### Data entries
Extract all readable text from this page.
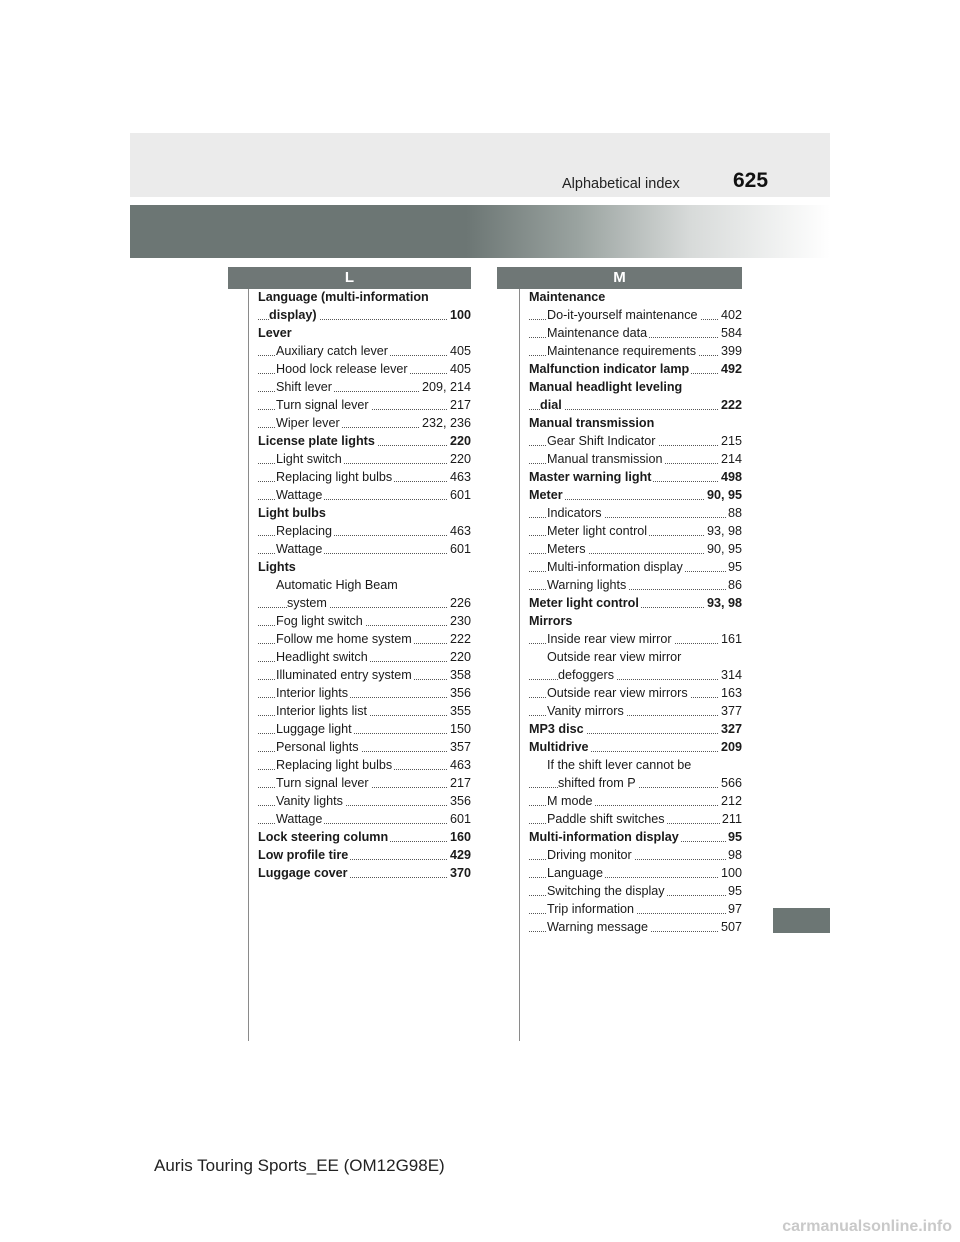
Alphabetical index	625
L	M
Language (multi-information
display)	100
Lever
Auxiliary catch lever	405
Hood lock release lever	405
Shift lever	209, 214
Turn signal lever	217
Wiper lever	232, 236
License plate lights	220
Light switch	220
Replacing light bulbs	463
Wattage	601
Light bulbs
Replacing	463
Wattage	601
Lights
Automatic High Beam
system	226
Fog light switch	230
Follow me home system	222
Headlight switch	220
Illuminated entry system	358
Interior lights	356
Interior lights list	355
Luggage light	150
Personal lights	357
Replacing light bulbs	463
Turn signal lever	217
Vanity lights	356
Wattage	601
Lock steering column	160
Low profile tire	429
Luggage cover	370
Maintenance
Do-it-yourself maintenance 402
Maintenance data	584
Maintenance requirements 399
Malfunction indicator lamp	492
Manual headlight leveling
dial	222
Manual transmission
Gear Shift Indicator	215
Manual transmission	214
Master warning light	498
Meter	90, 95
Indicators	88
Meter light control	93, 98
Meters	90, 95
Multi-information display	95
Warning lights	86
Meter light control	93, 98
Mirrors
Inside rear view mirror	161
Outside rear view mirror
defoggers	314
Outside rear view mirrors	163
Vanity mirrors	377
MP3 disc	327
Multidrive	209
If the shift lever cannot be
shifted from P	566
M mode	212
Paddle shift switches	211
Multi-information display	95
Driving monitor	98
Language	100
Switching the display	95
Trip information	97
Warning message	507
Auris Touring Sports_EE (OM12G98E)
carmanualsonline.info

### Work to complete
Filter the records for lines holding the string "transmission". Copy each one.

### Answer for the task
Manual transmission
Manual transmission	214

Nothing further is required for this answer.